> [Task requirements]: Count the lines below that include the word "symbol" and write that number alone.

> [Data for this exercise]:
########

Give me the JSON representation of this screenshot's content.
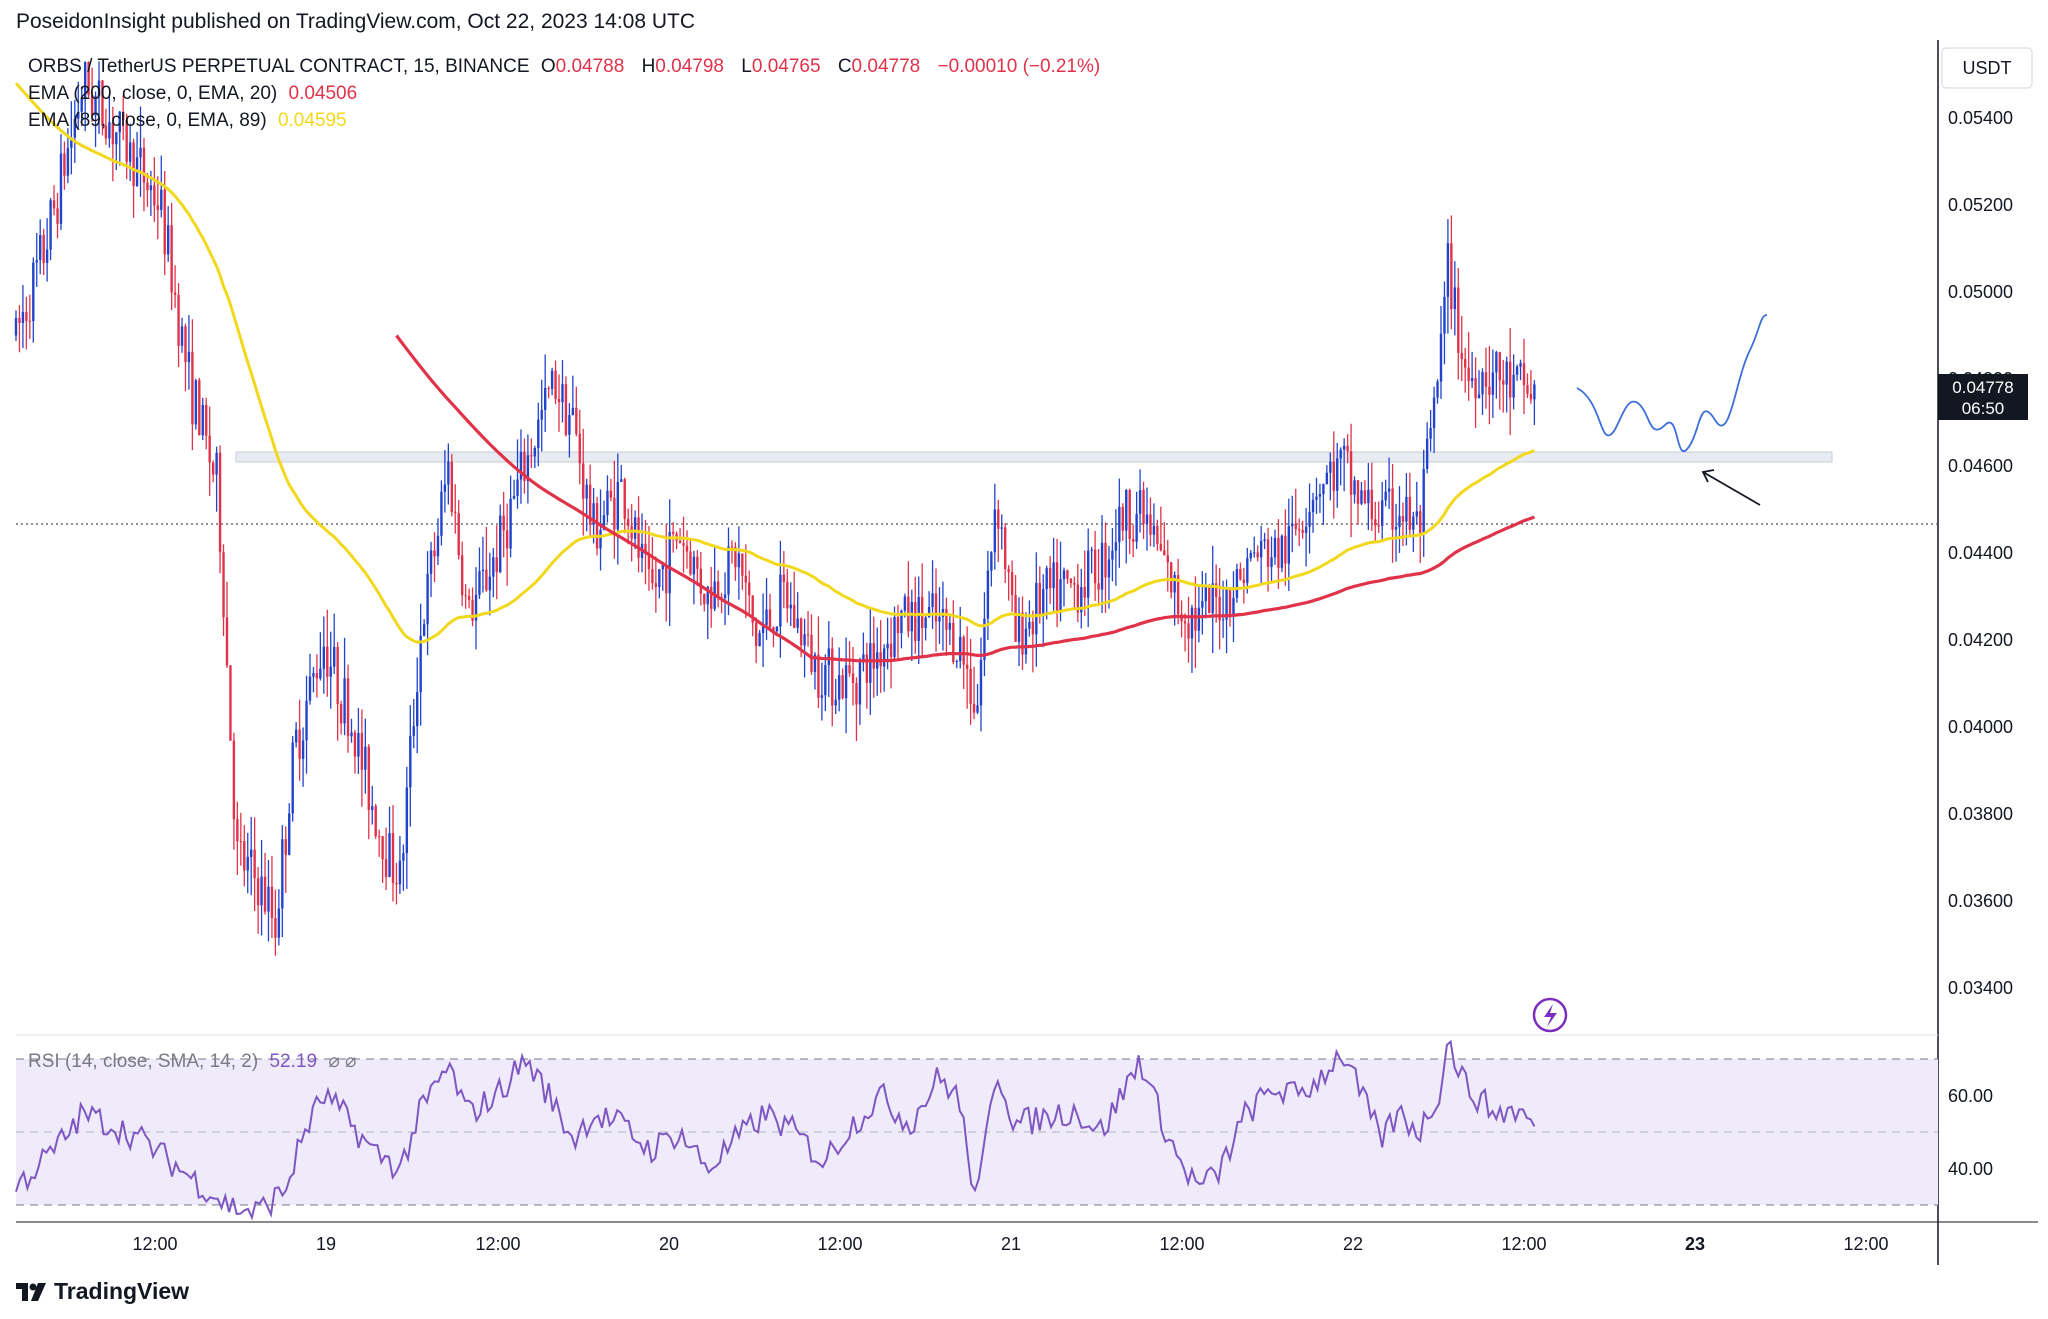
{
  "header": {
    "published": "PoseidonInsight published on TradingView.com, Oct 22, 2023 14:08 UTC"
  },
  "legend": {
    "symbol": "ORBS / TetherUS PERPETUAL CONTRACT, 15, BINANCE",
    "o_label": "O",
    "o_value": "0.04788",
    "h_label": "H",
    "h_value": "0.04798",
    "l_label": "L",
    "l_value": "0.04765",
    "c_label": "C",
    "c_value": "0.04778",
    "change": "−0.00010 (−0.21%)",
    "ema200_label": "EMA (200, close, 0, EMA, 20)",
    "ema200_value": "0.04506",
    "ema89_label": "EMA (89, close, 0, EMA, 89)",
    "ema89_value": "0.04595",
    "rsi_label": "RSI (14, close, SMA, 14, 2)",
    "rsi_value": "52.19",
    "rsi_extra": "⌀ ⌀"
  },
  "price_axis": {
    "currency": "USDT",
    "ticks": [
      "0.05400",
      "0.05200",
      "0.05000",
      "0.04800",
      "0.04600",
      "0.04400",
      "0.04200",
      "0.04000",
      "0.03800",
      "0.03600",
      "0.03400"
    ],
    "current_price": "0.04778",
    "countdown": "06:50"
  },
  "rsi_axis": {
    "ticks": [
      "60.00",
      "40.00"
    ]
  },
  "time_axis": {
    "ticks": [
      "12:00",
      "19",
      "12:00",
      "20",
      "12:00",
      "21",
      "12:00",
      "22",
      "12:00",
      "23",
      "12:00"
    ],
    "bold": [
      "19",
      "20",
      "21",
      "22",
      "23"
    ]
  },
  "footer": {
    "brand": "TradingView"
  },
  "colors": {
    "up": "#2244cc",
    "down": "#e0334a",
    "ema200": "#e0334a",
    "ema89": "#f2d81c",
    "rsi": "#7e57c2",
    "rsi_band": "#efebfa",
    "zone": "#e7eaf2",
    "forecast": "#3d6fd8"
  },
  "icons": {
    "flash": "lightning-icon",
    "logo": "tradingview-logo-icon"
  },
  "chart_data": {
    "type": "candlestick",
    "interval": "15",
    "symbol": "ORBS/USDT",
    "ylim": [
      0.0334,
      0.0554
    ],
    "x_ticks": [
      "12:00",
      "19",
      "12:00",
      "20",
      "12:00",
      "21",
      "12:00",
      "22",
      "12:00",
      "23",
      "12:00"
    ],
    "current_price": 0.04778,
    "ohlc_last": {
      "open": 0.04788,
      "high": 0.04798,
      "low": 0.04765,
      "close": 0.04778
    },
    "ema200_last": 0.04506,
    "ema89_last": 0.04595,
    "rsi_last": 52.19,
    "rsi_bands": [
      70,
      50,
      30
    ],
    "resistance_zone": [
      0.04615,
      0.04635
    ],
    "price_path": [
      [
        0,
        0.049
      ],
      [
        0.015,
        0.051
      ],
      [
        0.035,
        0.0548
      ],
      [
        0.055,
        0.0535
      ],
      [
        0.075,
        0.052
      ],
      [
        0.09,
        0.048
      ],
      [
        0.105,
        0.0455
      ],
      [
        0.115,
        0.037
      ],
      [
        0.125,
        0.0365
      ],
      [
        0.135,
        0.0355
      ],
      [
        0.145,
        0.0395
      ],
      [
        0.16,
        0.042
      ],
      [
        0.175,
        0.04
      ],
      [
        0.19,
        0.0375
      ],
      [
        0.2,
        0.0365
      ],
      [
        0.21,
        0.042
      ],
      [
        0.225,
        0.046
      ],
      [
        0.235,
        0.0425
      ],
      [
        0.25,
        0.044
      ],
      [
        0.265,
        0.046
      ],
      [
        0.28,
        0.048
      ],
      [
        0.29,
        0.047
      ],
      [
        0.3,
        0.0445
      ],
      [
        0.315,
        0.0455
      ],
      [
        0.33,
        0.043
      ],
      [
        0.345,
        0.0445
      ],
      [
        0.36,
        0.043
      ],
      [
        0.375,
        0.044
      ],
      [
        0.385,
        0.042
      ],
      [
        0.4,
        0.043
      ],
      [
        0.415,
        0.0415
      ],
      [
        0.43,
        0.041
      ],
      [
        0.445,
        0.0415
      ],
      [
        0.46,
        0.0425
      ],
      [
        0.475,
        0.0425
      ],
      [
        0.49,
        0.042
      ],
      [
        0.5,
        0.0405
      ],
      [
        0.51,
        0.0455
      ],
      [
        0.52,
        0.042
      ],
      [
        0.535,
        0.043
      ],
      [
        0.55,
        0.0432
      ],
      [
        0.565,
        0.0438
      ],
      [
        0.575,
        0.0448
      ],
      [
        0.585,
        0.045
      ],
      [
        0.595,
        0.044
      ],
      [
        0.605,
        0.0428
      ],
      [
        0.615,
        0.0425
      ],
      [
        0.63,
        0.043
      ],
      [
        0.645,
        0.044
      ],
      [
        0.66,
        0.044
      ],
      [
        0.675,
        0.0455
      ],
      [
        0.69,
        0.046
      ],
      [
        0.7,
        0.0452
      ],
      [
        0.71,
        0.0448
      ],
      [
        0.72,
        0.045
      ],
      [
        0.73,
        0.0445
      ],
      [
        0.74,
        0.048
      ],
      [
        0.745,
        0.0505
      ],
      [
        0.755,
        0.048
      ],
      [
        0.765,
        0.0482
      ],
      [
        0.78,
        0.0478
      ],
      [
        0.79,
        0.0477
      ]
    ],
    "rsi_path": [
      [
        0,
        35
      ],
      [
        0.02,
        45
      ],
      [
        0.035,
        55
      ],
      [
        0.05,
        52
      ],
      [
        0.065,
        48
      ],
      [
        0.08,
        42
      ],
      [
        0.095,
        36
      ],
      [
        0.11,
        30
      ],
      [
        0.125,
        28
      ],
      [
        0.14,
        34
      ],
      [
        0.15,
        50
      ],
      [
        0.16,
        60
      ],
      [
        0.17,
        55
      ],
      [
        0.185,
        45
      ],
      [
        0.2,
        40
      ],
      [
        0.21,
        55
      ],
      [
        0.225,
        68
      ],
      [
        0.235,
        55
      ],
      [
        0.25,
        60
      ],
      [
        0.265,
        70
      ],
      [
        0.275,
        62
      ],
      [
        0.29,
        48
      ],
      [
        0.3,
        55
      ],
      [
        0.315,
        52
      ],
      [
        0.33,
        45
      ],
      [
        0.345,
        50
      ],
      [
        0.36,
        40
      ],
      [
        0.375,
        48
      ],
      [
        0.39,
        55
      ],
      [
        0.405,
        50
      ],
      [
        0.42,
        42
      ],
      [
        0.435,
        52
      ],
      [
        0.45,
        60
      ],
      [
        0.465,
        52
      ],
      [
        0.48,
        65
      ],
      [
        0.49,
        60
      ],
      [
        0.5,
        30
      ],
      [
        0.51,
        68
      ],
      [
        0.52,
        52
      ],
      [
        0.535,
        54
      ],
      [
        0.55,
        56
      ],
      [
        0.565,
        50
      ],
      [
        0.575,
        60
      ],
      [
        0.585,
        70
      ],
      [
        0.595,
        55
      ],
      [
        0.605,
        42
      ],
      [
        0.615,
        35
      ],
      [
        0.625,
        38
      ],
      [
        0.64,
        55
      ],
      [
        0.655,
        62
      ],
      [
        0.665,
        60
      ],
      [
        0.675,
        63
      ],
      [
        0.69,
        72
      ],
      [
        0.7,
        60
      ],
      [
        0.71,
        48
      ],
      [
        0.72,
        55
      ],
      [
        0.73,
        50
      ],
      [
        0.74,
        60
      ],
      [
        0.745,
        75
      ],
      [
        0.755,
        62
      ],
      [
        0.77,
        55
      ],
      [
        0.78,
        56
      ],
      [
        0.79,
        52
      ]
    ]
  }
}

########

> [The output]: 2